#### SHORT PROBLEM:
Copy every entry word for word. Skip the pictures.

--- START ---

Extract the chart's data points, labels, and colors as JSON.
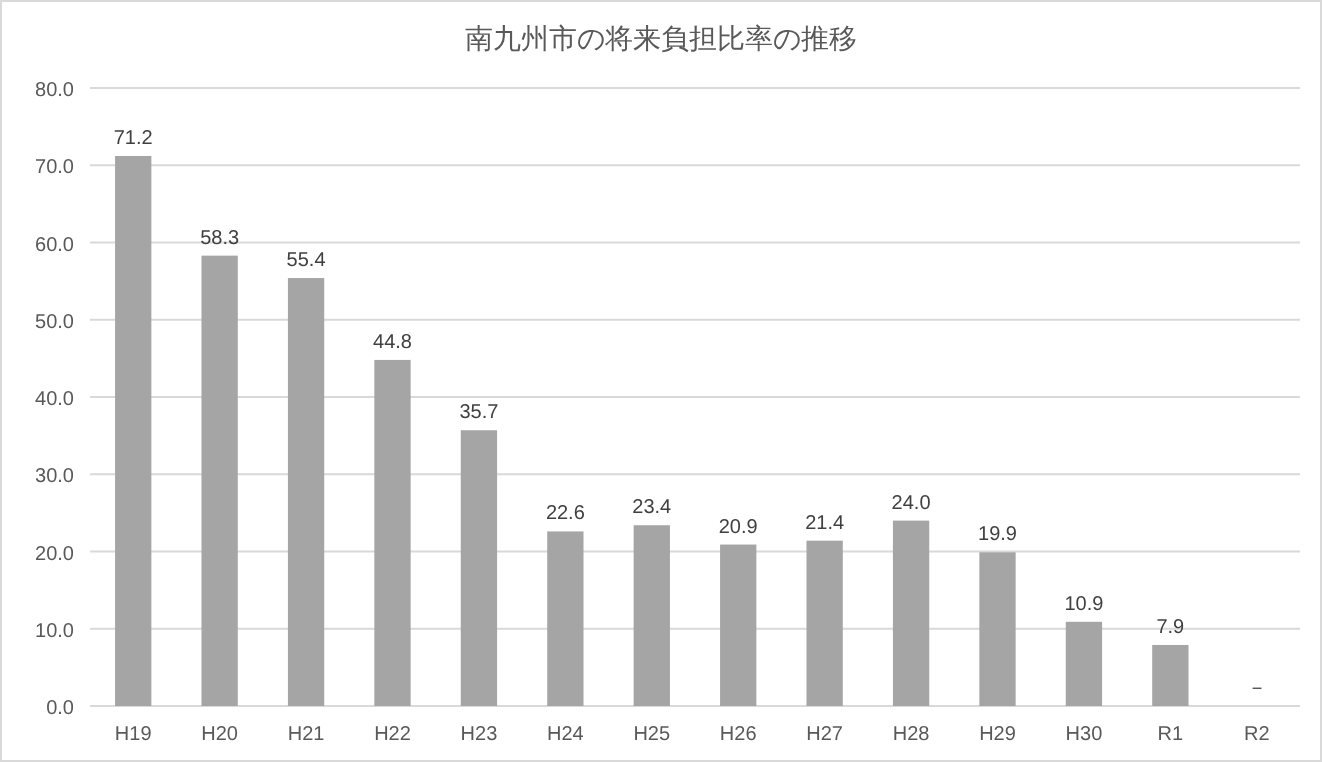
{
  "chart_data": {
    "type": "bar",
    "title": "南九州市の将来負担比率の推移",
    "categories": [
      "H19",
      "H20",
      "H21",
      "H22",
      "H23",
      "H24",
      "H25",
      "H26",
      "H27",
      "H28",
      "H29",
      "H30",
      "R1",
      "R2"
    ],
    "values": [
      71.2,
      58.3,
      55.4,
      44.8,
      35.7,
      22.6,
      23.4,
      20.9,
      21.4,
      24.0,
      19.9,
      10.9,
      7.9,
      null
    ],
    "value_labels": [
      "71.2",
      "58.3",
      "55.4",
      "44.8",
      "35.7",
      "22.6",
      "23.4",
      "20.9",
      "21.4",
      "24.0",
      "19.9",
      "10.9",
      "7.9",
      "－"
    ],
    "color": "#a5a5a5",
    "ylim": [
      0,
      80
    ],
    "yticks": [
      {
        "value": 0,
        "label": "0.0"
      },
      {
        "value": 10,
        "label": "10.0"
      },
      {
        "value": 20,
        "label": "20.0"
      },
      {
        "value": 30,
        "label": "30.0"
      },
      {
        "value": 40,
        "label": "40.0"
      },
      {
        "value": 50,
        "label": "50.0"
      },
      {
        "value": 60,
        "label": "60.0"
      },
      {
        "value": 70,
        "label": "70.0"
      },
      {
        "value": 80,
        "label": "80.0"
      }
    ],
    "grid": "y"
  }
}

--- END ---

#### TASK RESPONSE:
Extract the chart's data points, labels, and colors as JSON.
{
  "chart_data": {
    "type": "bar",
    "title": "南九州市の将来負担比率の推移",
    "categories": [
      "H19",
      "H20",
      "H21",
      "H22",
      "H23",
      "H24",
      "H25",
      "H26",
      "H27",
      "H28",
      "H29",
      "H30",
      "R1",
      "R2"
    ],
    "values": [
      71.2,
      58.3,
      55.4,
      44.8,
      35.7,
      22.6,
      23.4,
      20.9,
      21.4,
      24.0,
      19.9,
      10.9,
      7.9,
      null
    ],
    "value_labels": [
      "71.2",
      "58.3",
      "55.4",
      "44.8",
      "35.7",
      "22.6",
      "23.4",
      "20.9",
      "21.4",
      "24.0",
      "19.9",
      "10.9",
      "7.9",
      "－"
    ],
    "color": "#a5a5a5",
    "ylim": [
      0,
      80
    ],
    "yticks": [
      {
        "value": 0,
        "label": "0.0"
      },
      {
        "value": 10,
        "label": "10.0"
      },
      {
        "value": 20,
        "label": "20.0"
      },
      {
        "value": 30,
        "label": "30.0"
      },
      {
        "value": 40,
        "label": "40.0"
      },
      {
        "value": 50,
        "label": "50.0"
      },
      {
        "value": 60,
        "label": "60.0"
      },
      {
        "value": 70,
        "label": "70.0"
      },
      {
        "value": 80,
        "label": "80.0"
      }
    ],
    "grid": "y"
  }
}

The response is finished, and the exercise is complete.